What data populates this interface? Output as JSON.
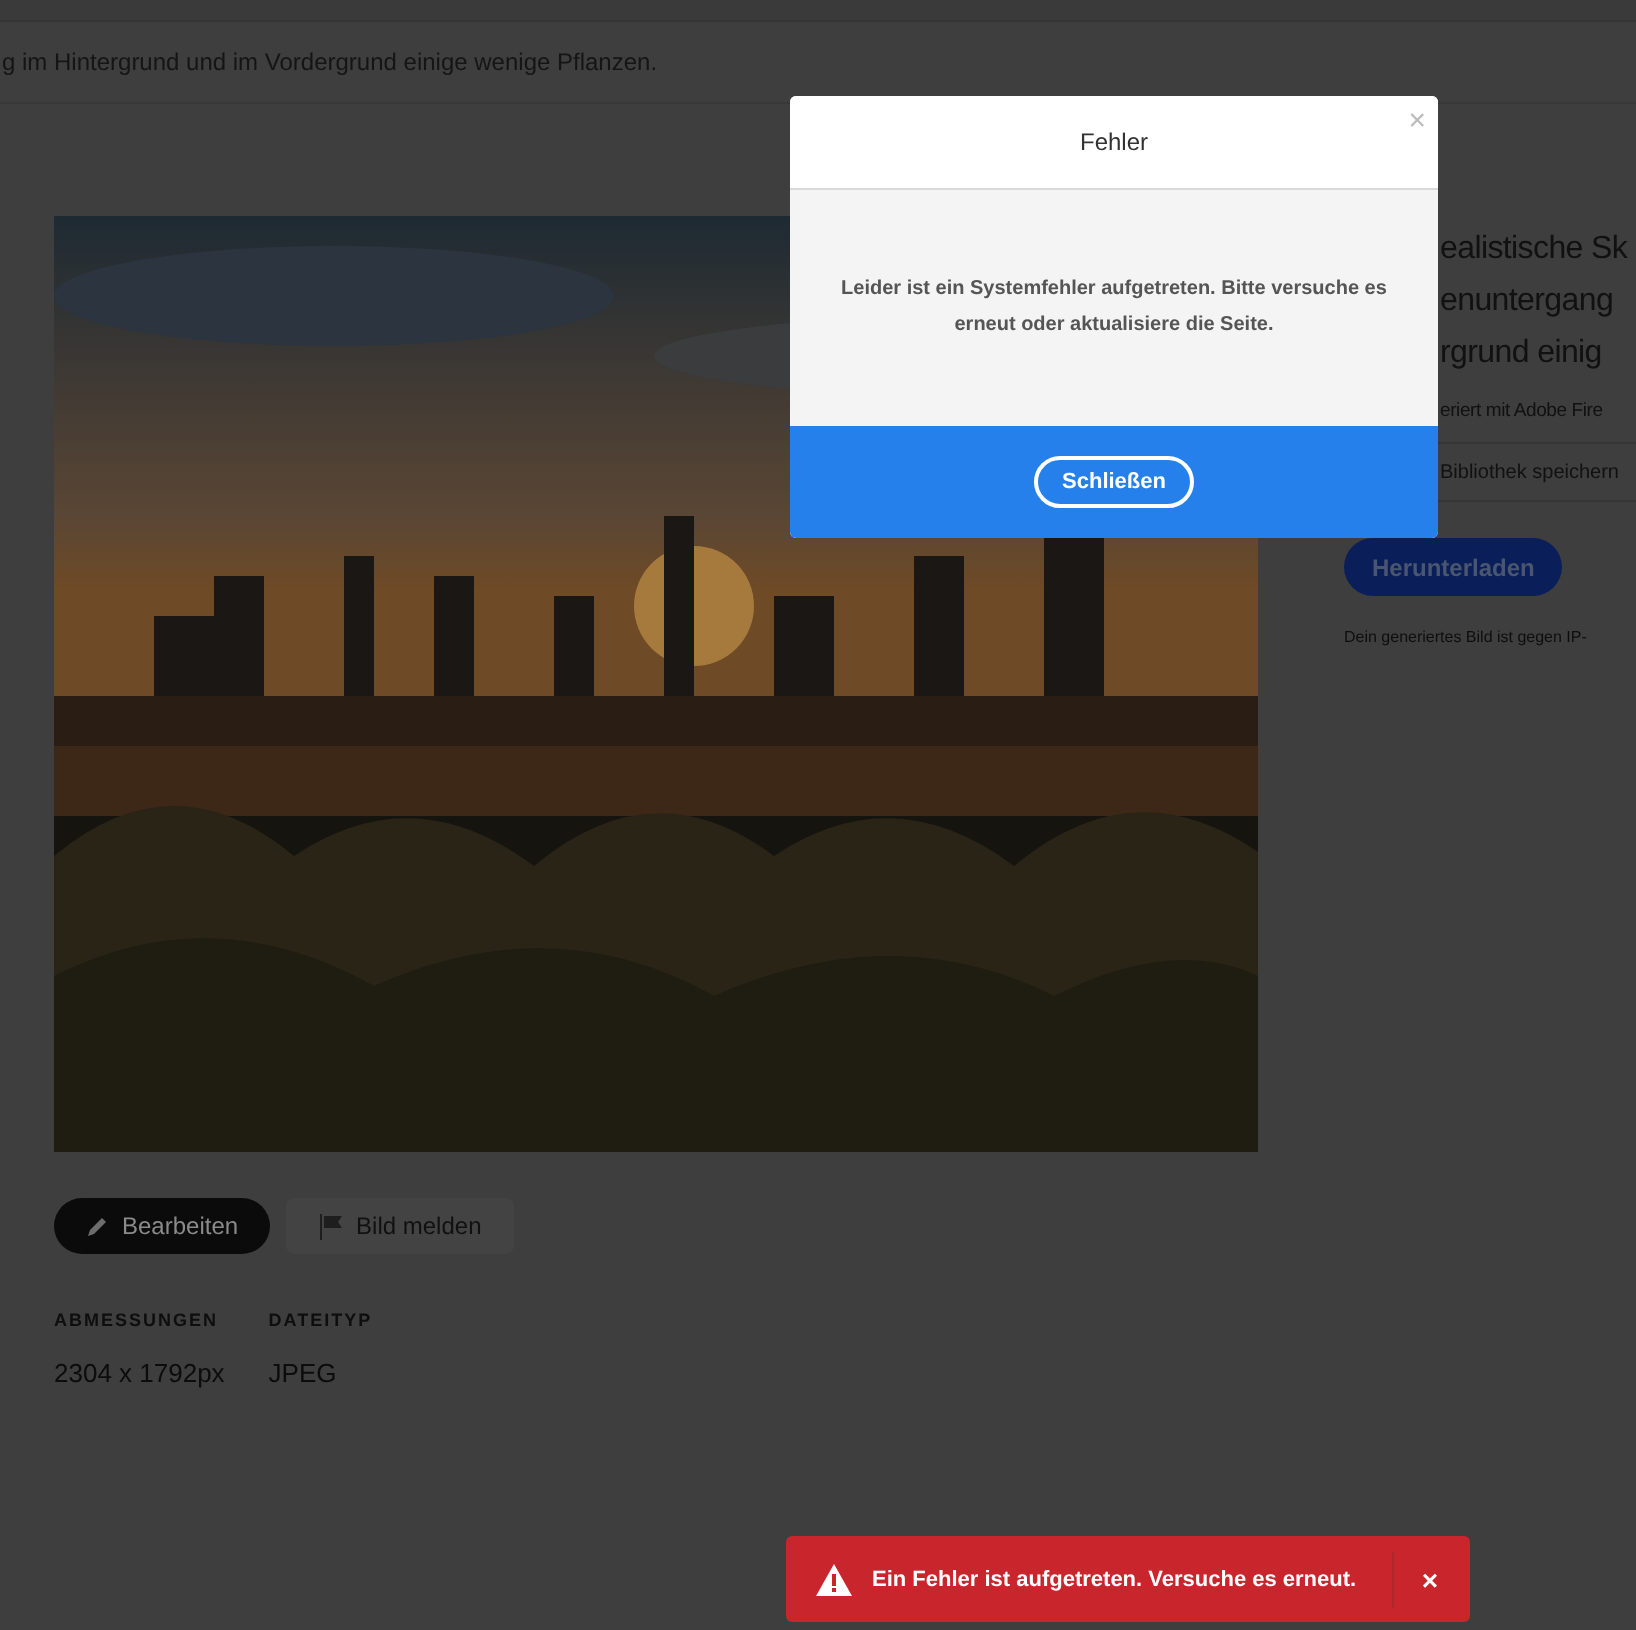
{
  "description": "g im Hintergrund und im Vordergrund einige wenige Pflanzen.",
  "actions": [
    {
      "label": "Bearbeiten",
      "kind": "primary"
    },
    {
      "label": "Bild melden",
      "kind": "secondary"
    }
  ],
  "meta": [
    {
      "label": "ABMESSUNGEN",
      "value": "2304 x 1792px"
    },
    {
      "label": "DATEITYP",
      "value": "JPEG"
    }
  ],
  "side": {
    "title_lines": [
      "ealistische Sk",
      "enuntergang",
      "rgrund einig"
    ],
    "credit": "eriert mit Adobe Fire",
    "library": "Bibliothek speichern",
    "download": "Herunterladen",
    "note": "Dein generiertes Bild ist gegen IP-"
  },
  "dialog": {
    "title": "Fehler",
    "close": "×",
    "message": "Leider ist ein Systemfehler aufgetreten. Bitte versuche es erneut oder aktualisiere die Seite.",
    "button": "Schließen"
  },
  "toast": {
    "message": "Ein Fehler ist aufgetreten. Versuche es erneut.",
    "close": "×"
  }
}
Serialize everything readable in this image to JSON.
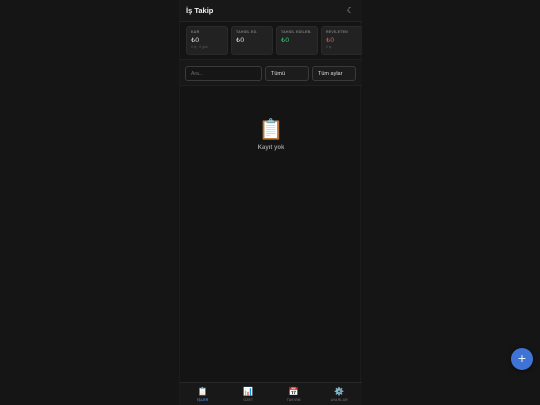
{
  "header": {
    "title": "İş Takip",
    "theme_icon": "☾"
  },
  "stats": [
    {
      "label": "KAR",
      "value": "₺0",
      "sub": "0 iş · 0 gün",
      "color": "#d8d8d8"
    },
    {
      "label": "TAHSİL ED.",
      "value": "₺0",
      "sub": "",
      "color": "#d8d8d8"
    },
    {
      "label": "TAHSİL EDİLEB.",
      "value": "₺0",
      "sub": "",
      "color": "#3fbf6f"
    },
    {
      "label": "REVİLETEN",
      "value": "₺0",
      "sub": "0 iş",
      "color": "#e05050"
    }
  ],
  "filters": {
    "search_placeholder": "Ara...",
    "status": "Tümü",
    "month": "Tüm aylar"
  },
  "empty": {
    "icon": "📋",
    "text": "Kayıt yok"
  },
  "fab": {
    "label": "+"
  },
  "nav": [
    {
      "icon": "📋",
      "label": "İŞLER",
      "active": true
    },
    {
      "icon": "📊",
      "label": "ÖZET",
      "active": false
    },
    {
      "icon": "📅",
      "label": "TAKVİM",
      "active": false
    },
    {
      "icon": "⚙️",
      "label": "AYARLAR",
      "active": false
    }
  ],
  "colors": {
    "accent": "#3f74d6",
    "positive": "#3fbf6f",
    "negative": "#e05050"
  }
}
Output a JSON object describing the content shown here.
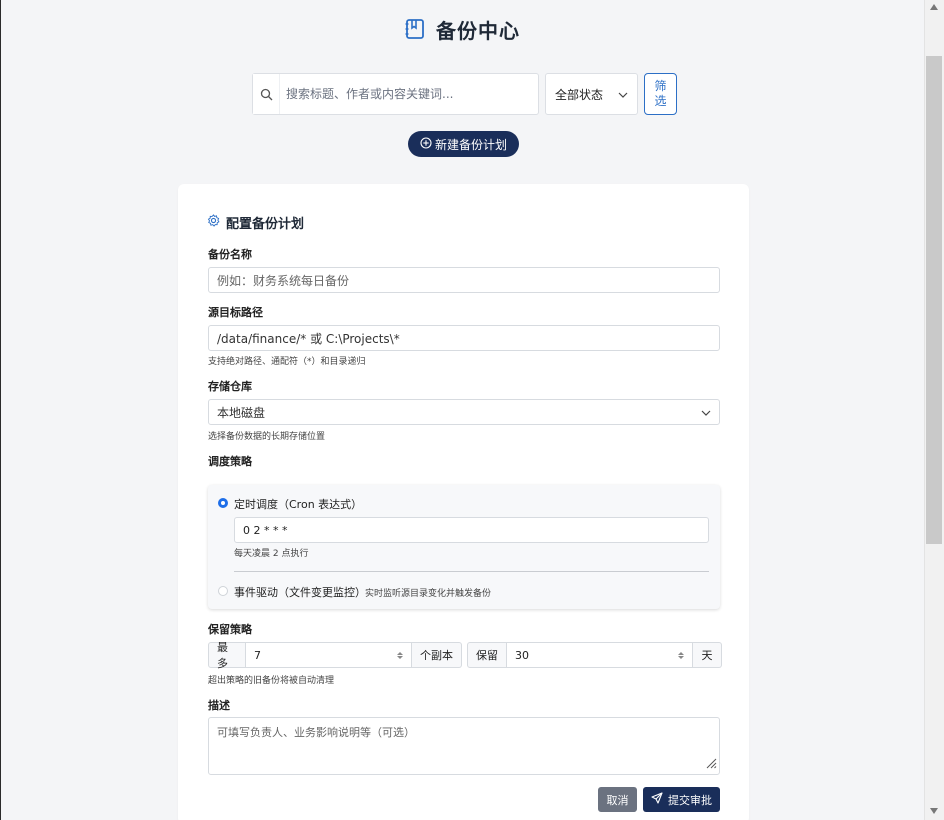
{
  "header": {
    "title": "备份中心",
    "icon": "book-icon"
  },
  "search": {
    "placeholder": "搜索标题、作者或内容关键词...",
    "icon": "search-icon"
  },
  "status_filter": {
    "selected": "全部状态"
  },
  "filter_button": {
    "label": "筛选"
  },
  "new_plan_button": {
    "label": "新建备份计划",
    "icon": "plus-circle-icon"
  },
  "form": {
    "title": "配置备份计划",
    "title_icon": "gear-icon",
    "name": {
      "label": "备份名称",
      "placeholder": "例如：财务系统每日备份"
    },
    "source": {
      "label": "源目标路径",
      "value": "/data/finance/* 或 C:\\Projects\\*",
      "help": "支持绝对路径、通配符（*）和目录递归"
    },
    "repository": {
      "label": "存储仓库",
      "selected": "本地磁盘",
      "help": "选择备份数据的长期存储位置"
    },
    "schedule": {
      "label": "调度策略",
      "timed": {
        "label": "定时调度（Cron 表达式）",
        "cron": "0 2 * * *",
        "help": "每天凌晨 2 点执行",
        "selected": true
      },
      "event": {
        "label": "事件驱动（文件变更监控）",
        "desc": "实时监听源目录变化并触发备份",
        "selected": false
      }
    },
    "retention": {
      "label": "保留策略",
      "max_prefix": "最多",
      "max_value": "7",
      "max_suffix": "个副本",
      "keep_prefix": "保留",
      "keep_value": "30",
      "keep_suffix": "天",
      "help": "超出策略的旧备份将被自动清理"
    },
    "description": {
      "label": "描述",
      "placeholder": "可填写负责人、业务影响说明等（可选）"
    },
    "cancel_label": "取消",
    "submit_label": "提交审批",
    "submit_icon": "send-icon"
  },
  "colors": {
    "primary": "#1a2e5a",
    "accent": "#2c6fc6",
    "radio": "#1e6ee8"
  }
}
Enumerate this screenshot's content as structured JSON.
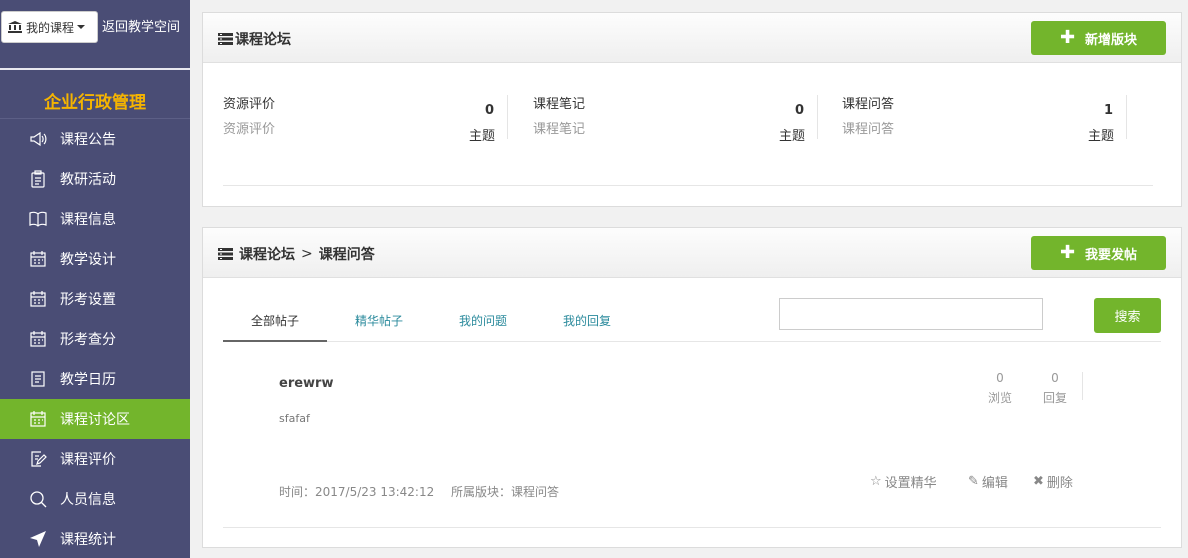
{
  "header": {
    "my_courses_label": "我的课程",
    "back_label": "返回教学空间"
  },
  "sidebar": {
    "course_title": "企业行政管理",
    "items": [
      {
        "label": "课程公告",
        "icon": "megaphone-icon"
      },
      {
        "label": "教研活动",
        "icon": "clipboard-icon"
      },
      {
        "label": "课程信息",
        "icon": "book-icon"
      },
      {
        "label": "教学设计",
        "icon": "calendar-icon"
      },
      {
        "label": "形考设置",
        "icon": "calendar-icon"
      },
      {
        "label": "形考查分",
        "icon": "calendar-icon"
      },
      {
        "label": "教学日历",
        "icon": "list-doc-icon"
      },
      {
        "label": "课程讨论区",
        "icon": "calendar-icon",
        "active": true
      },
      {
        "label": "课程评价",
        "icon": "edit-doc-icon"
      },
      {
        "label": "人员信息",
        "icon": "search-icon"
      },
      {
        "label": "课程统计",
        "icon": "navigation-arrow-icon"
      }
    ]
  },
  "forum": {
    "title": "课程论坛",
    "new_section_label": "新增版块",
    "sections": [
      {
        "name": "资源评价",
        "desc": "资源评价",
        "count": "0",
        "count_label": "主题"
      },
      {
        "name": "课程笔记",
        "desc": "课程笔记",
        "count": "0",
        "count_label": "主题"
      },
      {
        "name": "课程问答",
        "desc": "课程问答",
        "count": "1",
        "count_label": "主题"
      }
    ]
  },
  "board": {
    "breadcrumb_root": "课程论坛",
    "breadcrumb_sep": ">",
    "breadcrumb_current": "课程问答",
    "new_post_label": "我要发帖",
    "tabs": [
      "全部帖子",
      "精华帖子",
      "我的问题",
      "我的回复"
    ],
    "active_tab": 0,
    "search_value": "",
    "search_label": "搜索",
    "posts": [
      {
        "title": "erewrw",
        "body": "sfafaf",
        "views": "0",
        "views_label": "浏览",
        "replies": "0",
        "replies_label": "回复",
        "time": "时间：2017/5/23 13:42:12",
        "board": "所属版块：课程问答",
        "actions": [
          "设置精华",
          "编辑",
          "删除"
        ]
      }
    ]
  },
  "colors": {
    "sidebar_bg": "#4a4d75",
    "accent_green": "#73b52c",
    "course_title": "#f5b400",
    "tab_link": "#2a8a9c"
  }
}
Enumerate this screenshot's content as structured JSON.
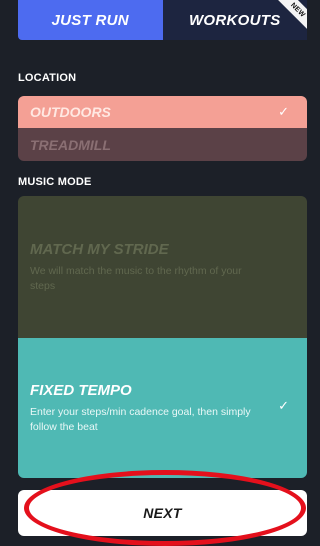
# # # # # # #
◆ What this task involves
Look through the material and copy each line that has "JSON".

◆ Completed task
What data populates this interface? Output as JSON.
Serialize everything readable in this image to JSON.
Output a JSON object describing the content shown here.
Enumerate this screenshot's content as structured JSON.
Enumerate this screenshot's content as structured JSON.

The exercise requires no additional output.